■ What needs to be done:
Write out all the data again, exactly as it stands.

(Dataset listings of figures)
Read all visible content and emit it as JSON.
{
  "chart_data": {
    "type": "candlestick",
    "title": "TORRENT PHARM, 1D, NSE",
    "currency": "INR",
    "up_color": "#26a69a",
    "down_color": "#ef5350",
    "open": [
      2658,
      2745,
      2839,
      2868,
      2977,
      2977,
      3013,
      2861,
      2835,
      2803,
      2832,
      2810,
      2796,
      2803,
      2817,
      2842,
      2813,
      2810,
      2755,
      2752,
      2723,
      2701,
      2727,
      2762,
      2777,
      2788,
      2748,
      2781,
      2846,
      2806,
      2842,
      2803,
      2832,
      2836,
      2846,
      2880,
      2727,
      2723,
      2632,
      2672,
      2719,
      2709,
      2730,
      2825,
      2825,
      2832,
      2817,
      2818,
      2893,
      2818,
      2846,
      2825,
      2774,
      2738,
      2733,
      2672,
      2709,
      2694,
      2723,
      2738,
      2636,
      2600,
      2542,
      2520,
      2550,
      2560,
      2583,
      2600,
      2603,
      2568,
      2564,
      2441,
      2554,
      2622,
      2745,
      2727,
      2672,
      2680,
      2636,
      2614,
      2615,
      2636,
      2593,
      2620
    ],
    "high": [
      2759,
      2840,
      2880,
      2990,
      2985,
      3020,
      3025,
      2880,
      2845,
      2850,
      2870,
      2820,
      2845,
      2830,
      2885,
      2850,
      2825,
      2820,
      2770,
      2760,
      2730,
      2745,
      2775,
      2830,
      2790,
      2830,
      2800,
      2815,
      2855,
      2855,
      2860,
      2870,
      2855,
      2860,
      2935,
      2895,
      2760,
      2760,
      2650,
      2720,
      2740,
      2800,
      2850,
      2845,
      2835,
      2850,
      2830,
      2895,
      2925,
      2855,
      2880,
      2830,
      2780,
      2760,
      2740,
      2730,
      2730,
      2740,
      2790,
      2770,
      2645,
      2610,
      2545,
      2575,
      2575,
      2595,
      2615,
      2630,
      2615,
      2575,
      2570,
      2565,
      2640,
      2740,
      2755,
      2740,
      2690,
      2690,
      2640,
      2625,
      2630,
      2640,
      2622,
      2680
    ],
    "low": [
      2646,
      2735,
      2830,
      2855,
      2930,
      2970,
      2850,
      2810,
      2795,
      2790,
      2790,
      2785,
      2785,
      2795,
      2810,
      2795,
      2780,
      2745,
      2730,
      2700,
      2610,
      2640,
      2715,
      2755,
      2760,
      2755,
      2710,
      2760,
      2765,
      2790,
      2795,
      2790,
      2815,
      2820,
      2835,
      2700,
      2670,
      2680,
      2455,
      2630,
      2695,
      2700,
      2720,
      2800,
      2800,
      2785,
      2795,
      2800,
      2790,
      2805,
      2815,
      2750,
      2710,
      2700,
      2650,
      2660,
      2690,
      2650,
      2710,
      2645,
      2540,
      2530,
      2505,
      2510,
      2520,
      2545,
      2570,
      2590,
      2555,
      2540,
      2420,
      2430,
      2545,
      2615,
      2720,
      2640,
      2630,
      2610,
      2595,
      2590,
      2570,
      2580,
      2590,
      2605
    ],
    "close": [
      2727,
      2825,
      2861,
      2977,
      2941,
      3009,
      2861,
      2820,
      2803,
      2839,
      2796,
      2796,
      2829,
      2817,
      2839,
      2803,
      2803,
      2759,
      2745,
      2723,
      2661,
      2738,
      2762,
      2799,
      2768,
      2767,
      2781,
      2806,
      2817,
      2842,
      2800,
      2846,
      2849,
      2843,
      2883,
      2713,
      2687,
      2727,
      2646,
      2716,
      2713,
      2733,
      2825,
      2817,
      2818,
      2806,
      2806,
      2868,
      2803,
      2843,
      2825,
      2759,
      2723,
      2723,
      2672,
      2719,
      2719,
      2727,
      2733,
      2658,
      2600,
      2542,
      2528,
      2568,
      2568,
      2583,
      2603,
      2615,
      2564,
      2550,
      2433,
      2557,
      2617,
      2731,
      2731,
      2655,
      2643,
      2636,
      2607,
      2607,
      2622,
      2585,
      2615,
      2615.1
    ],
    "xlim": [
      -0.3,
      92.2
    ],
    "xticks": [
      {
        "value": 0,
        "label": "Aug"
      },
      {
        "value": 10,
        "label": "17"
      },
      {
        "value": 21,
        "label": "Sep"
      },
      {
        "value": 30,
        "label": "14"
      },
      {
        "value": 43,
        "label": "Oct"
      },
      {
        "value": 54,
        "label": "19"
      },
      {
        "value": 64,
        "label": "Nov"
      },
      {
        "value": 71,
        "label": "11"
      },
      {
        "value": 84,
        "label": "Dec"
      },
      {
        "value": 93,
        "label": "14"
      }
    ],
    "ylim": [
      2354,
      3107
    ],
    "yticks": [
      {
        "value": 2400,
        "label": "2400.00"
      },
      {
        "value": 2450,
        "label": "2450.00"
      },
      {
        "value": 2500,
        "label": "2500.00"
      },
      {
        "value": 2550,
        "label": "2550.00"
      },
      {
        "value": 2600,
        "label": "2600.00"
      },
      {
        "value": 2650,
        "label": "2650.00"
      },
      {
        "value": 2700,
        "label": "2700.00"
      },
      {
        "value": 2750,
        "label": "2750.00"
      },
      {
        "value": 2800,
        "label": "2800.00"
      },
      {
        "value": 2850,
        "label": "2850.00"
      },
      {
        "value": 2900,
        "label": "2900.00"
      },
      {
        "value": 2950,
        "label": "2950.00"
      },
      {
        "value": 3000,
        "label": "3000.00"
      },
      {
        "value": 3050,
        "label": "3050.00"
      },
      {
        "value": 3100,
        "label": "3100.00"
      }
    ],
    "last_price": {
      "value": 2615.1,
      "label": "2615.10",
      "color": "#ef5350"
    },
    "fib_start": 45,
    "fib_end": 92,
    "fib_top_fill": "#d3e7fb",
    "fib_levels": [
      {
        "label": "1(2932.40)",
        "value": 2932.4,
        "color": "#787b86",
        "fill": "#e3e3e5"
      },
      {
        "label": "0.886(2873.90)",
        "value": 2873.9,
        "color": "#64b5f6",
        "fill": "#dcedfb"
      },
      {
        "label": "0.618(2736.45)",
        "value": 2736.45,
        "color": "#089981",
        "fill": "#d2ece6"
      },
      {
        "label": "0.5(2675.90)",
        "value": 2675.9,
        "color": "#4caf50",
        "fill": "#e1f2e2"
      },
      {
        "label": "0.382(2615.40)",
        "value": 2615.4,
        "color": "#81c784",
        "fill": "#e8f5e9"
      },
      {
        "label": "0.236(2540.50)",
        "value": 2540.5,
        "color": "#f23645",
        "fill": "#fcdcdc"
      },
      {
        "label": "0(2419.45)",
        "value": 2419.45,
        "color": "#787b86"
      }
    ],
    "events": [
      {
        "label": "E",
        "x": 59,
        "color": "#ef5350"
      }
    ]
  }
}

■ Solved problem:
Read all visible content and emit it as JSON.
{
  "chart_data": {
    "type": "candlestick",
    "title": "TORRENT PHARM, 1D, NSE",
    "currency": "INR",
    "up_color": "#26a69a",
    "down_color": "#ef5350",
    "open": [
      2658,
      2745,
      2839,
      2868,
      2977,
      2977,
      3013,
      2861,
      2835,
      2803,
      2832,
      2810,
      2796,
      2803,
      2817,
      2842,
      2813,
      2810,
      2755,
      2752,
      2723,
      2701,
      2727,
      2762,
      2777,
      2788,
      2748,
      2781,
      2846,
      2806,
      2842,
      2803,
      2832,
      2836,
      2846,
      2880,
      2727,
      2723,
      2632,
      2672,
      2719,
      2709,
      2730,
      2825,
      2825,
      2832,
      2817,
      2818,
      2893,
      2818,
      2846,
      2825,
      2774,
      2738,
      2733,
      2672,
      2709,
      2694,
      2723,
      2738,
      2636,
      2600,
      2542,
      2520,
      2550,
      2560,
      2583,
      2600,
      2603,
      2568,
      2564,
      2441,
      2554,
      2622,
      2745,
      2727,
      2672,
      2680,
      2636,
      2614,
      2615,
      2636,
      2593,
      2620
    ],
    "high": [
      2759,
      2840,
      2880,
      2990,
      2985,
      3020,
      3025,
      2880,
      2845,
      2850,
      2870,
      2820,
      2845,
      2830,
      2885,
      2850,
      2825,
      2820,
      2770,
      2760,
      2730,
      2745,
      2775,
      2830,
      2790,
      2830,
      2800,
      2815,
      2855,
      2855,
      2860,
      2870,
      2855,
      2860,
      2935,
      2895,
      2760,
      2760,
      2650,
      2720,
      2740,
      2800,
      2850,
      2845,
      2835,
      2850,
      2830,
      2895,
      2925,
      2855,
      2880,
      2830,
      2780,
      2760,
      2740,
      2730,
      2730,
      2740,
      2790,
      2770,
      2645,
      2610,
      2545,
      2575,
      2575,
      2595,
      2615,
      2630,
      2615,
      2575,
      2570,
      2565,
      2640,
      2740,
      2755,
      2740,
      2690,
      2690,
      2640,
      2625,
      2630,
      2640,
      2622,
      2680
    ],
    "low": [
      2646,
      2735,
      2830,
      2855,
      2930,
      2970,
      2850,
      2810,
      2795,
      2790,
      2790,
      2785,
      2785,
      2795,
      2810,
      2795,
      2780,
      2745,
      2730,
      2700,
      2610,
      2640,
      2715,
      2755,
      2760,
      2755,
      2710,
      2760,
      2765,
      2790,
      2795,
      2790,
      2815,
      2820,
      2835,
      2700,
      2670,
      2680,
      2455,
      2630,
      2695,
      2700,
      2720,
      2800,
      2800,
      2785,
      2795,
      2800,
      2790,
      2805,
      2815,
      2750,
      2710,
      2700,
      2650,
      2660,
      2690,
      2650,
      2710,
      2645,
      2540,
      2530,
      2505,
      2510,
      2520,
      2545,
      2570,
      2590,
      2555,
      2540,
      2420,
      2430,
      2545,
      2615,
      2720,
      2640,
      2630,
      2610,
      2595,
      2590,
      2570,
      2580,
      2590,
      2605
    ],
    "close": [
      2727,
      2825,
      2861,
      2977,
      2941,
      3009,
      2861,
      2820,
      2803,
      2839,
      2796,
      2796,
      2829,
      2817,
      2839,
      2803,
      2803,
      2759,
      2745,
      2723,
      2661,
      2738,
      2762,
      2799,
      2768,
      2767,
      2781,
      2806,
      2817,
      2842,
      2800,
      2846,
      2849,
      2843,
      2883,
      2713,
      2687,
      2727,
      2646,
      2716,
      2713,
      2733,
      2825,
      2817,
      2818,
      2806,
      2806,
      2868,
      2803,
      2843,
      2825,
      2759,
      2723,
      2723,
      2672,
      2719,
      2719,
      2727,
      2733,
      2658,
      2600,
      2542,
      2528,
      2568,
      2568,
      2583,
      2603,
      2615,
      2564,
      2550,
      2433,
      2557,
      2617,
      2731,
      2731,
      2655,
      2643,
      2636,
      2607,
      2607,
      2622,
      2585,
      2615,
      2615.1
    ],
    "xlim": [
      -0.3,
      92.2
    ],
    "xticks": [
      {
        "value": 0,
        "label": "Aug"
      },
      {
        "value": 10,
        "label": "17"
      },
      {
        "value": 21,
        "label": "Sep"
      },
      {
        "value": 30,
        "label": "14"
      },
      {
        "value": 43,
        "label": "Oct"
      },
      {
        "value": 54,
        "label": "19"
      },
      {
        "value": 64,
        "label": "Nov"
      },
      {
        "value": 71,
        "label": "11"
      },
      {
        "value": 84,
        "label": "Dec"
      },
      {
        "value": 93,
        "label": "14"
      }
    ],
    "ylim": [
      2354,
      3107
    ],
    "yticks": [
      {
        "value": 2400,
        "label": "2400.00"
      },
      {
        "value": 2450,
        "label": "2450.00"
      },
      {
        "value": 2500,
        "label": "2500.00"
      },
      {
        "value": 2550,
        "label": "2550.00"
      },
      {
        "value": 2600,
        "label": "2600.00"
      },
      {
        "value": 2650,
        "label": "2650.00"
      },
      {
        "value": 2700,
        "label": "2700.00"
      },
      {
        "value": 2750,
        "label": "2750.00"
      },
      {
        "value": 2800,
        "label": "2800.00"
      },
      {
        "value": 2850,
        "label": "2850.00"
      },
      {
        "value": 2900,
        "label": "2900.00"
      },
      {
        "value": 2950,
        "label": "2950.00"
      },
      {
        "value": 3000,
        "label": "3000.00"
      },
      {
        "value": 3050,
        "label": "3050.00"
      },
      {
        "value": 3100,
        "label": "3100.00"
      }
    ],
    "last_price": {
      "value": 2615.1,
      "label": "2615.10",
      "color": "#ef5350"
    },
    "fib_start": 45,
    "fib_end": 92,
    "fib_top_fill": "#d3e7fb",
    "fib_levels": [
      {
        "label": "1(2932.40)",
        "value": 2932.4,
        "color": "#787b86",
        "fill": "#e3e3e5"
      },
      {
        "label": "0.886(2873.90)",
        "value": 2873.9,
        "color": "#64b5f6",
        "fill": "#dcedfb"
      },
      {
        "label": "0.618(2736.45)",
        "value": 2736.45,
        "color": "#089981",
        "fill": "#d2ece6"
      },
      {
        "label": "0.5(2675.90)",
        "value": 2675.9,
        "color": "#4caf50",
        "fill": "#e1f2e2"
      },
      {
        "label": "0.382(2615.40)",
        "value": 2615.4,
        "color": "#81c784",
        "fill": "#e8f5e9"
      },
      {
        "label": "0.236(2540.50)",
        "value": 2540.5,
        "color": "#f23645",
        "fill": "#fcdcdc"
      },
      {
        "label": "0(2419.45)",
        "value": 2419.45,
        "color": "#787b86"
      }
    ],
    "events": [
      {
        "label": "E",
        "x": 59,
        "color": "#ef5350"
      }
    ]
  }
}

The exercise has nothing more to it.